◆ What is required:
Your answer must be the full listing, reproduced word for word.

Given records below:

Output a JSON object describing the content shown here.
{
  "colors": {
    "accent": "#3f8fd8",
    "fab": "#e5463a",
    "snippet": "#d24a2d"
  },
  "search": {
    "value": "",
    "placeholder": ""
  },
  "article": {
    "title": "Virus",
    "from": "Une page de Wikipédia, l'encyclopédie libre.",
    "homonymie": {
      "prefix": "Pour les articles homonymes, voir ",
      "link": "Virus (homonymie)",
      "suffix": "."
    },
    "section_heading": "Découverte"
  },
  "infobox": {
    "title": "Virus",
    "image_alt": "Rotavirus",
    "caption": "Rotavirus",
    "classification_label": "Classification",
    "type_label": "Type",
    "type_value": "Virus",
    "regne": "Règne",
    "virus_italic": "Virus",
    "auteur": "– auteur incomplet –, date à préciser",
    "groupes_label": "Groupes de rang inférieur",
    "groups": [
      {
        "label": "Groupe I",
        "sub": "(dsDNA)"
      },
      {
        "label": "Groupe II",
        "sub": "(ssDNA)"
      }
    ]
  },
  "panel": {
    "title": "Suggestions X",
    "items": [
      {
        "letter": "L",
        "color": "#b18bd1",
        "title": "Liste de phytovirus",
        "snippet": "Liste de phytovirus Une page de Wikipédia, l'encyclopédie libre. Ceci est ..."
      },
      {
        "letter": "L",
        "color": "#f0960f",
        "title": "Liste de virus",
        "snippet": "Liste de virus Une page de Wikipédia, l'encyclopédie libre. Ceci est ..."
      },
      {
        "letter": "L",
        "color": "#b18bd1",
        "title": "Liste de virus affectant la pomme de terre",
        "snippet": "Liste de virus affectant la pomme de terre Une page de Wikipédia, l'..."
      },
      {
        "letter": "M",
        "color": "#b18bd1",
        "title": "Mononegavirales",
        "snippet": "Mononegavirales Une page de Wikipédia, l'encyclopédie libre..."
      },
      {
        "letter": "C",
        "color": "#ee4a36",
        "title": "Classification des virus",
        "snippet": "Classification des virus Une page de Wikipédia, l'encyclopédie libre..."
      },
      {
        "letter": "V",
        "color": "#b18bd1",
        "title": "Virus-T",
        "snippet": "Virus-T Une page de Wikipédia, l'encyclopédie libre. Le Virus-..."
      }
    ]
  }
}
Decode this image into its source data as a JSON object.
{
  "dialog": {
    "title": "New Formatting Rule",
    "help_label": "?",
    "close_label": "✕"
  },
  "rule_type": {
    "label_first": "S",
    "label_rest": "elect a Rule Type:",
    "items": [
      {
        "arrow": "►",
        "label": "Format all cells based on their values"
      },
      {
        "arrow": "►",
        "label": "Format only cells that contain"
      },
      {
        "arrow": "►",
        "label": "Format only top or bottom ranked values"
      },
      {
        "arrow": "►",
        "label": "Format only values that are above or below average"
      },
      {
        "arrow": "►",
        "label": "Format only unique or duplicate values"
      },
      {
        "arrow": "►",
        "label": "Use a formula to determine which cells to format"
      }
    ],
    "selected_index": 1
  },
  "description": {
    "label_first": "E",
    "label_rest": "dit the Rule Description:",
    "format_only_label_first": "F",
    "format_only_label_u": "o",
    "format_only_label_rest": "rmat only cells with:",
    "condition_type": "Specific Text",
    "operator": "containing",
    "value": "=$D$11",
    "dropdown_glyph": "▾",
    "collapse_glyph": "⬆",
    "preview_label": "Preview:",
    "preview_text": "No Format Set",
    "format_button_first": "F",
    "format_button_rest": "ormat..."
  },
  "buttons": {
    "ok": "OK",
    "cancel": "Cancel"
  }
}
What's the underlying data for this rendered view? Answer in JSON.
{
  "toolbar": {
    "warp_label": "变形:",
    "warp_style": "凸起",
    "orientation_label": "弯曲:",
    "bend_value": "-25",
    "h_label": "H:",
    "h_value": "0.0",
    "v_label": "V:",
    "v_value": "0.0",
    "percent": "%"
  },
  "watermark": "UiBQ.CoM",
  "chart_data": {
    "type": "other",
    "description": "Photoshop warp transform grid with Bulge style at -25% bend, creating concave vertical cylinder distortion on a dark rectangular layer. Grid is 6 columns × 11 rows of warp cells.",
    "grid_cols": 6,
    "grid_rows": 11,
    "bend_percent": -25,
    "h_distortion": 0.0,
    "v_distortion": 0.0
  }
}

End of Given records.

◆ Exercise solution:
Output a JSON object describing the content shown here.
{
  "colors": {
    "accent": "#3f8fd8",
    "fab": "#e5463a",
    "snippet": "#d24a2d"
  },
  "search": {
    "value": "",
    "placeholder": ""
  },
  "article": {
    "title": "Virus",
    "from": "Une page de Wikipédia, l'encyclopédie libre.",
    "homonymie": {
      "prefix": "Pour les articles homonymes, voir ",
      "link": "Virus (homonymie)",
      "suffix": "."
    },
    "section_heading": "Découverte"
  },
  "infobox": {
    "title": "Virus",
    "image_alt": "Rotavirus",
    "caption": "Rotavirus",
    "classification_label": "Classification",
    "type_label": "Type",
    "type_value": "Virus",
    "regne": "Règne",
    "virus_italic": "Virus",
    "auteur": "– auteur incomplet –, date à préciser",
    "groupes_label": "Groupes de rang inférieur",
    "groups": [
      {
        "label": "Groupe I",
        "sub": "(dsDNA)"
      },
      {
        "label": "Groupe II",
        "sub": "(ssDNA)"
      }
    ]
  },
  "panel": {
    "title": "Suggestions X",
    "items": [
      {
        "letter": "L",
        "color": "#b18bd1",
        "title": "Liste de phytovirus",
        "snippet": "Liste de phytovirus Une page de Wikipédia, l'encyclopédie libre. Ceci est ..."
      },
      {
        "letter": "L",
        "color": "#f0960f",
        "title": "Liste de virus",
        "snippet": "Liste de virus Une page de Wikipédia, l'encyclopédie libre. Ceci est ..."
      },
      {
        "letter": "L",
        "color": "#b18bd1",
        "title": "Liste de virus affectant la pomme de terre",
        "snippet": "Liste de virus affectant la pomme de terre Une page de Wikipédia, l'..."
      },
      {
        "letter": "M",
        "color": "#b18bd1",
        "title": "Mononegavirales",
        "snippet": "Mononegavirales Une page de Wikipédia, l'encyclopédie libre..."
      },
      {
        "letter": "C",
        "color": "#ee4a36",
        "title": "Classification des virus",
        "snippet": "Classification des virus Une page de Wikipédia, l'encyclopédie libre..."
      },
      {
        "letter": "V",
        "color": "#b18bd1",
        "title": "Virus-T",
        "snippet": "Virus-T Une page de Wikipédia, l'encyclopédie libre. Le Virus-..."
      }
    ]
  }
}
Decode this image into its source data as a JSON object.
{
  "dialog": {
    "title": "New Formatting Rule",
    "help_label": "?",
    "close_label": "✕"
  },
  "rule_type": {
    "label_first": "S",
    "label_rest": "elect a Rule Type:",
    "items": [
      {
        "arrow": "►",
        "label": "Format all cells based on their values"
      },
      {
        "arrow": "►",
        "label": "Format only cells that contain"
      },
      {
        "arrow": "►",
        "label": "Format only top or bottom ranked values"
      },
      {
        "arrow": "►",
        "label": "Format only values that are above or below average"
      },
      {
        "arrow": "►",
        "label": "Format only unique or duplicate values"
      },
      {
        "arrow": "►",
        "label": "Use a formula to determine which cells to format"
      }
    ],
    "selected_index": 1
  },
  "description": {
    "label_first": "E",
    "label_rest": "dit the Rule Description:",
    "format_only_label_first": "F",
    "format_only_label_u": "o",
    "format_only_label_rest": "rmat only cells with:",
    "condition_type": "Specific Text",
    "operator": "containing",
    "value": "=$D$11",
    "dropdown_glyph": "▾",
    "collapse_glyph": "⬆",
    "preview_label": "Preview:",
    "preview_text": "No Format Set",
    "format_button_first": "F",
    "format_button_rest": "ormat..."
  },
  "buttons": {
    "ok": "OK",
    "cancel": "Cancel"
  }
}
What's the underlying data for this rendered view? Answer in JSON.
{
  "toolbar": {
    "warp_label": "变形:",
    "warp_style": "凸起",
    "orientation_label": "弯曲:",
    "bend_value": "-25",
    "h_label": "H:",
    "h_value": "0.0",
    "v_label": "V:",
    "v_value": "0.0",
    "percent": "%"
  },
  "watermark": "UiBQ.CoM",
  "chart_data": {
    "type": "other",
    "description": "Photoshop warp transform grid with Bulge style at -25% bend, creating concave vertical cylinder distortion on a dark rectangular layer. Grid is 6 columns × 11 rows of warp cells.",
    "grid_cols": 6,
    "grid_rows": 11,
    "bend_percent": -25,
    "h_distortion": 0.0,
    "v_distortion": 0.0
  }
}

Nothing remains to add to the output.